WHAT IS BEING ASKED: Using the records provided below, locate and copy each line that contains the word "Atelier".

SUPPLIED INFORMATION:
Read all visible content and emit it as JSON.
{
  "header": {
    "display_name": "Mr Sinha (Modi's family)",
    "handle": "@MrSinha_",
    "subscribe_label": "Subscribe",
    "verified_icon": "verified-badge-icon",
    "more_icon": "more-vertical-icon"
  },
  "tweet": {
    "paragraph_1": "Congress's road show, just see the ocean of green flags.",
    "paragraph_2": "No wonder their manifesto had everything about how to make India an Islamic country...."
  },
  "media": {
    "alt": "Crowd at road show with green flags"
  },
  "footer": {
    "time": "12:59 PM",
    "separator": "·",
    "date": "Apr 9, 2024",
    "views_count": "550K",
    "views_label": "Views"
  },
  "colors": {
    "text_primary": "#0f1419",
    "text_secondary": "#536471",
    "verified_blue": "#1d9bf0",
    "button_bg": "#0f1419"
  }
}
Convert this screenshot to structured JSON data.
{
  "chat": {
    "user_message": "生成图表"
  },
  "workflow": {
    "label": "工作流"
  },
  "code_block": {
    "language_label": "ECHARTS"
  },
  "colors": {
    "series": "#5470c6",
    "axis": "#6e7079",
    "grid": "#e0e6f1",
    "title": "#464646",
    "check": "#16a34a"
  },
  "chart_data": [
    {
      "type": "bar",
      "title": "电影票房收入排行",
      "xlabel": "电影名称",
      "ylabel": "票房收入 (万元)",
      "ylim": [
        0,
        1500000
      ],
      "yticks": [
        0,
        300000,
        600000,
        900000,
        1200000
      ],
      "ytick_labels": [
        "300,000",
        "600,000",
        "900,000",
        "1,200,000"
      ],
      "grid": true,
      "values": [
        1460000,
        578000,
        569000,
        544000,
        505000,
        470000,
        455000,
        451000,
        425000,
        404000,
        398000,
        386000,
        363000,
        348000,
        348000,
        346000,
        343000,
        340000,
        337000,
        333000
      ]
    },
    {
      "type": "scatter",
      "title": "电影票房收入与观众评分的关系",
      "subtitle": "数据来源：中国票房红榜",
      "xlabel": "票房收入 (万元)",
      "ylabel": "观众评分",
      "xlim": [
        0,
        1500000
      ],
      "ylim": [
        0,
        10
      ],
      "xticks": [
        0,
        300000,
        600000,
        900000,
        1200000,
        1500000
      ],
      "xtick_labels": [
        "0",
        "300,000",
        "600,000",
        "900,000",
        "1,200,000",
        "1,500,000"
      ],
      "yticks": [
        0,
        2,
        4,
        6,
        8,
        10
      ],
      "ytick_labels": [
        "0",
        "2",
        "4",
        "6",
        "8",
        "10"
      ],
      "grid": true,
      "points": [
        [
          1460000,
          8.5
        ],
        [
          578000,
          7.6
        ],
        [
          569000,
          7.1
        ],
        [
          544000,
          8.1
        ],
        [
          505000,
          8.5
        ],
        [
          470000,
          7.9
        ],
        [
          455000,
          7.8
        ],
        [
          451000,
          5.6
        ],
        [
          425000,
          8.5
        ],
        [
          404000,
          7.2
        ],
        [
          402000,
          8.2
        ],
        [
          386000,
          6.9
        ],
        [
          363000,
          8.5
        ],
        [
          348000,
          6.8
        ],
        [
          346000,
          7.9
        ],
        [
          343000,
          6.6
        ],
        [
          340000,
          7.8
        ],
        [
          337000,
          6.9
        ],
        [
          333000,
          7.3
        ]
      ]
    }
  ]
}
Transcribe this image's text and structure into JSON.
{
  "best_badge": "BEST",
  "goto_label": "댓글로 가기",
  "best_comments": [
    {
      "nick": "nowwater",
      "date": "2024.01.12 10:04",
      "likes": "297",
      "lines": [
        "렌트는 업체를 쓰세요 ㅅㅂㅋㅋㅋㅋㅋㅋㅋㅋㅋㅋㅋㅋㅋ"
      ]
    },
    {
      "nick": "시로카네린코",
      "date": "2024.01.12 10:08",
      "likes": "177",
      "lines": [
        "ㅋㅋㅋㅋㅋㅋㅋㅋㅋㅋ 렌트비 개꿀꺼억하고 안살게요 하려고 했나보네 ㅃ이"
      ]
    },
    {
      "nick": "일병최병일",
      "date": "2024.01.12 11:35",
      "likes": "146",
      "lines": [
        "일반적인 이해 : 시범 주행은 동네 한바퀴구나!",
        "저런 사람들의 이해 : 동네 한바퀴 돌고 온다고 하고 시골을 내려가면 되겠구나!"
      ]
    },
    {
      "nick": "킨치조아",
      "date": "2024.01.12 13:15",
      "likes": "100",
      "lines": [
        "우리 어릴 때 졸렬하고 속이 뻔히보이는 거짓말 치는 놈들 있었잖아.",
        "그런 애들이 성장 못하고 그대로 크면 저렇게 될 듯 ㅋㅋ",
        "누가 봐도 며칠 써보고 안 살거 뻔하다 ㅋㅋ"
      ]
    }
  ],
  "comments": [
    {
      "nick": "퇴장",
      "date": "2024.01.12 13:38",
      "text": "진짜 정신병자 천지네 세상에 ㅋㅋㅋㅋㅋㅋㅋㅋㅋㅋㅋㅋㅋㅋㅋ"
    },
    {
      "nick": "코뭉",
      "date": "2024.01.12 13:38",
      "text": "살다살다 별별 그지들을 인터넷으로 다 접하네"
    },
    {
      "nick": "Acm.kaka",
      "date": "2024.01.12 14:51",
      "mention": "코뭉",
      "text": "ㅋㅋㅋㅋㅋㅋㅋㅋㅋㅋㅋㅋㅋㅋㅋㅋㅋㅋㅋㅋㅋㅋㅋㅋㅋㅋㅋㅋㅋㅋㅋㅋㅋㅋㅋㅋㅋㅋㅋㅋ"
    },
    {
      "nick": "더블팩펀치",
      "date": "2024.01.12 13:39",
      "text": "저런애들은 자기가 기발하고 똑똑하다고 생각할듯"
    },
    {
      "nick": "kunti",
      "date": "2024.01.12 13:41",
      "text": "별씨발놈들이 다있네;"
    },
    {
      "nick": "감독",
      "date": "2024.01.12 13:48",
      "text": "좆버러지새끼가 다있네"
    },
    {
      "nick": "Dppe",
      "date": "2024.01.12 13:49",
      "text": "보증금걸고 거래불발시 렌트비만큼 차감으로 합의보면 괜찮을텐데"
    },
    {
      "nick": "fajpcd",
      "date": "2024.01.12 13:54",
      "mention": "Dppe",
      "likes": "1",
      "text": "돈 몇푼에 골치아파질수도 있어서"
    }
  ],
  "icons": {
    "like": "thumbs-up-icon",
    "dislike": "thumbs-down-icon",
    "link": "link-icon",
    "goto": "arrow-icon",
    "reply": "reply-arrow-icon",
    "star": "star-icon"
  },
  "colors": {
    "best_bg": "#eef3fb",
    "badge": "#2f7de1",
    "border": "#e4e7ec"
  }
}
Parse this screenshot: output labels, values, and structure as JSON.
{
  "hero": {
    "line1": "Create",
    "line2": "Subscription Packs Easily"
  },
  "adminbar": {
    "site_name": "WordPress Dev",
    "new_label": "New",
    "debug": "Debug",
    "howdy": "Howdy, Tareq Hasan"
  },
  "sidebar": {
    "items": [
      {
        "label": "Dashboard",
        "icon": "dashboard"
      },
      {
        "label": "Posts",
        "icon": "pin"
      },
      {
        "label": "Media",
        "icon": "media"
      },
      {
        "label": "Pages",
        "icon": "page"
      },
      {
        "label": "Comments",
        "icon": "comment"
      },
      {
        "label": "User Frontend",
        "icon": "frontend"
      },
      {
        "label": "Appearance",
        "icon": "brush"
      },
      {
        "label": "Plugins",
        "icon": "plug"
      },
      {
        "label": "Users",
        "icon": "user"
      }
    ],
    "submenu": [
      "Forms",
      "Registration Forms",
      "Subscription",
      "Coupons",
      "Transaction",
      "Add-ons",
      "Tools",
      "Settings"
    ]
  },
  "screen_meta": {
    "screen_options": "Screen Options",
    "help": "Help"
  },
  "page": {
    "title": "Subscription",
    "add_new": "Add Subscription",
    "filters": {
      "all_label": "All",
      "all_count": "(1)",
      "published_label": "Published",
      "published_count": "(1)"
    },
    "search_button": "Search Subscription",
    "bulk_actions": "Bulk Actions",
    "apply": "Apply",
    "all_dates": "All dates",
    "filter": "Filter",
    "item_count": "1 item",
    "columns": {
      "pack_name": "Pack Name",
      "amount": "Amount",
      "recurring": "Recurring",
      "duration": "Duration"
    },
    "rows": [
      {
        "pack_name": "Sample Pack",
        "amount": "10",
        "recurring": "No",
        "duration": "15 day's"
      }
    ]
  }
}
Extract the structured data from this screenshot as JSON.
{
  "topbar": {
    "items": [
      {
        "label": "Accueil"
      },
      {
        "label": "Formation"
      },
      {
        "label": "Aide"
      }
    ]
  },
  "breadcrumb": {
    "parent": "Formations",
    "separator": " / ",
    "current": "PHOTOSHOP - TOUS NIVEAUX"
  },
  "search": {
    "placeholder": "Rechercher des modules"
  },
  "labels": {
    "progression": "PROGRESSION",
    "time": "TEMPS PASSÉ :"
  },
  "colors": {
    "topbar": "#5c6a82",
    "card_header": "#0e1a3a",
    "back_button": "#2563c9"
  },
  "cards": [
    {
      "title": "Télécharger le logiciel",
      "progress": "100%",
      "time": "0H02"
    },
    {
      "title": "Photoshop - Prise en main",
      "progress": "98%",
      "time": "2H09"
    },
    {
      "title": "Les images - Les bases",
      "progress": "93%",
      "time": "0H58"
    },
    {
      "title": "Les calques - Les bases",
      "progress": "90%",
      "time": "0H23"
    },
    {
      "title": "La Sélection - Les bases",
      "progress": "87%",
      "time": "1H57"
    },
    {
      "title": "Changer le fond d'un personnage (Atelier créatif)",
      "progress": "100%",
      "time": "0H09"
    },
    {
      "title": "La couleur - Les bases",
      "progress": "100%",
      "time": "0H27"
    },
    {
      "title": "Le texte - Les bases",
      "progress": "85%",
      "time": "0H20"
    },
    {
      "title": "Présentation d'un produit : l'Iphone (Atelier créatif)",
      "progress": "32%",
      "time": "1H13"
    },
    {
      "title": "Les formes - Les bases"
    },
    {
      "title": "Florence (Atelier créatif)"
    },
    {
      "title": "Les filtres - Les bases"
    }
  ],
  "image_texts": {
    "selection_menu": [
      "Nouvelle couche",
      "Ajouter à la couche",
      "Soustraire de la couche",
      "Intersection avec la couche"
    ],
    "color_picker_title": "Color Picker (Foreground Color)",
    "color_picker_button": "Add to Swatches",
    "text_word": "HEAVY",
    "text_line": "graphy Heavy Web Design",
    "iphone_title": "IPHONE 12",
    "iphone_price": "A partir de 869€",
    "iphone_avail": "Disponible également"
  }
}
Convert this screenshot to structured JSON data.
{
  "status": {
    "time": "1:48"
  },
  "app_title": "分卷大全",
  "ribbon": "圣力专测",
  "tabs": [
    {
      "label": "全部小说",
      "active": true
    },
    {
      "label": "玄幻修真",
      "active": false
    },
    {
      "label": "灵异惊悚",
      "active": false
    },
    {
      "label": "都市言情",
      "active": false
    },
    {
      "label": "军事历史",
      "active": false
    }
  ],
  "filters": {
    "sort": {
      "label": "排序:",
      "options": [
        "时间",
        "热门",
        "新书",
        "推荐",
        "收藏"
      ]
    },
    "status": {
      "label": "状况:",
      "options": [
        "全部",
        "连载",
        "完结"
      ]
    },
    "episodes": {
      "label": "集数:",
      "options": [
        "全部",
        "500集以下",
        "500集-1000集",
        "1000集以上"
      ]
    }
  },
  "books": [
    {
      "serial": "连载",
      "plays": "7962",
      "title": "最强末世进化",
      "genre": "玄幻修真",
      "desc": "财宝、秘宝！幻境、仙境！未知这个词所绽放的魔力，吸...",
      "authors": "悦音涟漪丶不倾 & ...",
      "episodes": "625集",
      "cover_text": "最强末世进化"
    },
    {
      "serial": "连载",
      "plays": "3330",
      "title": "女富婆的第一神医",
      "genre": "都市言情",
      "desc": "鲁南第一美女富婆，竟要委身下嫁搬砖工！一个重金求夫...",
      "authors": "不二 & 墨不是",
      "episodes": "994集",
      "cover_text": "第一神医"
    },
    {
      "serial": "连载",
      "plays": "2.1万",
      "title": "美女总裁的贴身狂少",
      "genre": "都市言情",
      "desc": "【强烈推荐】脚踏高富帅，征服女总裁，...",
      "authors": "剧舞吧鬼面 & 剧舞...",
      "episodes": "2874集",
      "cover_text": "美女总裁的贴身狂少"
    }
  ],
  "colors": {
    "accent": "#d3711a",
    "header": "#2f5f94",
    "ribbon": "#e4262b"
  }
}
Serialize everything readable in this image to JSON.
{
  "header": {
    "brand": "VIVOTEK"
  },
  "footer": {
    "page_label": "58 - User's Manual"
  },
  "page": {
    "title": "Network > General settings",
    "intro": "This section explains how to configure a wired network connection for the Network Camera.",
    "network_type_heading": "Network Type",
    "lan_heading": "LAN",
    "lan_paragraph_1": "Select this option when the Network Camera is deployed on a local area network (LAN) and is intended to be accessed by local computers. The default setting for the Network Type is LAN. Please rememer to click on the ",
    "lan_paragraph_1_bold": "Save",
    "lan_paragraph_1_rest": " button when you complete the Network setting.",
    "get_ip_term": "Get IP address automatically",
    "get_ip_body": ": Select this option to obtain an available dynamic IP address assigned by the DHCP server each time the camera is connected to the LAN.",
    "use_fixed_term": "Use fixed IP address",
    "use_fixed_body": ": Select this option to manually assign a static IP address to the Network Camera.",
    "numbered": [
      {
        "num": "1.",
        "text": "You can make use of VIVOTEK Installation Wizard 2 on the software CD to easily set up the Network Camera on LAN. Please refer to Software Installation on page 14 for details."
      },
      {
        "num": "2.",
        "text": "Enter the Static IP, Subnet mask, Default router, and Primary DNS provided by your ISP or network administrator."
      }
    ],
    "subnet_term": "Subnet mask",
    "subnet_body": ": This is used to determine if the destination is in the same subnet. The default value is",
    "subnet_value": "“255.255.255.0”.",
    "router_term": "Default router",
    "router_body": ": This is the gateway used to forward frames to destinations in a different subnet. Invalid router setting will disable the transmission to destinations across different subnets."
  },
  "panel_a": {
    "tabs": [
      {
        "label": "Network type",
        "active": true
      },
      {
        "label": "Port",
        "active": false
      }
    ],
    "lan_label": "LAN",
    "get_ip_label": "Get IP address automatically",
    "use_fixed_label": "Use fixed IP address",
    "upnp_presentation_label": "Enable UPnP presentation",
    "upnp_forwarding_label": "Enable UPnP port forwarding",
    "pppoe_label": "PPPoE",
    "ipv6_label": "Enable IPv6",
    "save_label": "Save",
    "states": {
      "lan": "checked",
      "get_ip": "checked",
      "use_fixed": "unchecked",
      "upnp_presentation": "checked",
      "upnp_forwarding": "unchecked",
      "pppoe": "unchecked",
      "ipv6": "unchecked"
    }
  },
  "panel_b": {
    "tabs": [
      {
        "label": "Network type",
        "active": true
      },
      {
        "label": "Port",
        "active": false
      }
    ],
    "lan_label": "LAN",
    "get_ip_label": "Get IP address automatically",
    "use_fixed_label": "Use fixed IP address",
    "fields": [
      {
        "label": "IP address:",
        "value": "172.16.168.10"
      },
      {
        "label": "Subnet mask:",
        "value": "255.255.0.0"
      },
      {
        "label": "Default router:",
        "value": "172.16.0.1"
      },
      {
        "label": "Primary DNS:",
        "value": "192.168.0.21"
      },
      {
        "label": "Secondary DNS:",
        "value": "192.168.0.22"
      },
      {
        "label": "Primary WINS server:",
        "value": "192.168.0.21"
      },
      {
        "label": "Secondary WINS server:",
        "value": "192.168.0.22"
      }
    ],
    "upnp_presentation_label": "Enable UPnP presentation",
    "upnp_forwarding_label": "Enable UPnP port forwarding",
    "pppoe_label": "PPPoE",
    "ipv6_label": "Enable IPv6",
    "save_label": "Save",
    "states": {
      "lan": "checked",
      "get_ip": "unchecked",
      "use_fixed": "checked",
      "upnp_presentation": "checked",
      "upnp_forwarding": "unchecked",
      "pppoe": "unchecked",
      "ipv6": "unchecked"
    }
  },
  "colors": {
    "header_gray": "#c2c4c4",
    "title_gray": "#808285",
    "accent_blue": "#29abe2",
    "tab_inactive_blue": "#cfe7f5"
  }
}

ANSWER BELOW:
      "title": "Changer le fond d'un personnage (Atelier créatif)",
      "title": "Présentation d'un produit : l'Iphone (Atelier créatif)",
      "title": "Florence (Atelier créatif)"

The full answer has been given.